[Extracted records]
▬▬▬▬▬▬
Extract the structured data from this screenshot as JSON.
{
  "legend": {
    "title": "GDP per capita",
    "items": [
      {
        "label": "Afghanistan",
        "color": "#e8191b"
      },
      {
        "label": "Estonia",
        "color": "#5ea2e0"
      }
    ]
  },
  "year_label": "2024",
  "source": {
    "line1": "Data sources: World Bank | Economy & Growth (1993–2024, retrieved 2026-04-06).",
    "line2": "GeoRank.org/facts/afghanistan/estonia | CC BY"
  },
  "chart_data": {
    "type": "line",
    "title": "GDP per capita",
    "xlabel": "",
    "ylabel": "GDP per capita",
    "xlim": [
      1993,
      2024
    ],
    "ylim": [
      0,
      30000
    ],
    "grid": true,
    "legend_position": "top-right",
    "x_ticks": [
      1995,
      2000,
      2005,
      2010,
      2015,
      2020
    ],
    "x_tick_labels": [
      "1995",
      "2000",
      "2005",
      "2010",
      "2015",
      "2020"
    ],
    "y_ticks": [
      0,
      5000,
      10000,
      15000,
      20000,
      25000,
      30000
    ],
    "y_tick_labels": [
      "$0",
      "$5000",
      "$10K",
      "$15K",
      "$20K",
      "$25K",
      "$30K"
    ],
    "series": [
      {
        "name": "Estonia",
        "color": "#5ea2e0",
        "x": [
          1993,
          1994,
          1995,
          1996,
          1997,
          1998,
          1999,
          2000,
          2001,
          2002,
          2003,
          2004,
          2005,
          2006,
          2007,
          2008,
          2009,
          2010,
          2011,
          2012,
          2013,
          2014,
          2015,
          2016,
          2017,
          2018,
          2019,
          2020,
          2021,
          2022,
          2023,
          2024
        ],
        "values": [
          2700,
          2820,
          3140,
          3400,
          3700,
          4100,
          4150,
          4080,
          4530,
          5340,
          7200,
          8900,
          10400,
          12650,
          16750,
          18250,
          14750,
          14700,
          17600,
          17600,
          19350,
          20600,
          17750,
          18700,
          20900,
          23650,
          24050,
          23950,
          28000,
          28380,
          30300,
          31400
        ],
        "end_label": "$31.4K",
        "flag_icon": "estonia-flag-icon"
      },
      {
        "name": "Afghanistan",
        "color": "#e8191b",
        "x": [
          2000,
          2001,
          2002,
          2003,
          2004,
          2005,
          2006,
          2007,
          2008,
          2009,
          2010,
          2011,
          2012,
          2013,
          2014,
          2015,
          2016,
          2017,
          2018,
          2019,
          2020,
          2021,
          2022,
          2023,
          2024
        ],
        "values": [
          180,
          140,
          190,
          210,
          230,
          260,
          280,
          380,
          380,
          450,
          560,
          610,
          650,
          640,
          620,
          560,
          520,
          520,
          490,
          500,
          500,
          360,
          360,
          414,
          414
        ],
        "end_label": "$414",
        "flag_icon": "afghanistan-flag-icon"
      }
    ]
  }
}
▬▬▬▬▬▬
# [GIVEN EXERCISE]
Copy all of the data. Keep every word exactly as it is.

# [TASK OUTPUT]
Extract the structured data from this screenshot as JSON.
{
  "legend": {
    "title": "GDP per capita",
    "items": [
      {
        "label": "Afghanistan",
        "color": "#e8191b"
      },
      {
        "label": "Estonia",
        "color": "#5ea2e0"
      }
    ]
  },
  "year_label": "2024",
  "source": {
    "line1": "Data sources: World Bank | Economy & Growth (1993–2024, retrieved 2026-04-06).",
    "line2": "GeoRank.org/facts/afghanistan/estonia | CC BY"
  },
  "chart_data": {
    "type": "line",
    "title": "GDP per capita",
    "xlabel": "",
    "ylabel": "GDP per capita",
    "xlim": [
      1993,
      2024
    ],
    "ylim": [
      0,
      30000
    ],
    "grid": true,
    "legend_position": "top-right",
    "x_ticks": [
      1995,
      2000,
      2005,
      2010,
      2015,
      2020
    ],
    "x_tick_labels": [
      "1995",
      "2000",
      "2005",
      "2010",
      "2015",
      "2020"
    ],
    "y_ticks": [
      0,
      5000,
      10000,
      15000,
      20000,
      25000,
      30000
    ],
    "y_tick_labels": [
      "$0",
      "$5000",
      "$10K",
      "$15K",
      "$20K",
      "$25K",
      "$30K"
    ],
    "series": [
      {
        "name": "Estonia",
        "color": "#5ea2e0",
        "x": [
          1993,
          1994,
          1995,
          1996,
          1997,
          1998,
          1999,
          2000,
          2001,
          2002,
          2003,
          2004,
          2005,
          2006,
          2007,
          2008,
          2009,
          2010,
          2011,
          2012,
          2013,
          2014,
          2015,
          2016,
          2017,
          2018,
          2019,
          2020,
          2021,
          2022,
          2023,
          2024
        ],
        "values": [
          2700,
          2820,
          3140,
          3400,
          3700,
          4100,
          4150,
          4080,
          4530,
          5340,
          7200,
          8900,
          10400,
          12650,
          16750,
          18250,
          14750,
          14700,
          17600,
          17600,
          19350,
          20600,
          17750,
          18700,
          20900,
          23650,
          24050,
          23950,
          28000,
          28380,
          30300,
          31400
        ],
        "end_label": "$31.4K",
        "flag_icon": "estonia-flag-icon"
      },
      {
        "name": "Afghanistan",
        "color": "#e8191b",
        "x": [
          2000,
          2001,
          2002,
          2003,
          2004,
          2005,
          2006,
          2007,
          2008,
          2009,
          2010,
          2011,
          2012,
          2013,
          2014,
          2015,
          2016,
          2017,
          2018,
          2019,
          2020,
          2021,
          2022,
          2023,
          2024
        ],
        "values": [
          180,
          140,
          190,
          210,
          230,
          260,
          280,
          380,
          380,
          450,
          560,
          610,
          650,
          640,
          620,
          560,
          520,
          520,
          490,
          500,
          500,
          360,
          360,
          414,
          414
        ],
        "end_label": "$414",
        "flag_icon": "afghanistan-flag-icon"
      }
    ]
  }
}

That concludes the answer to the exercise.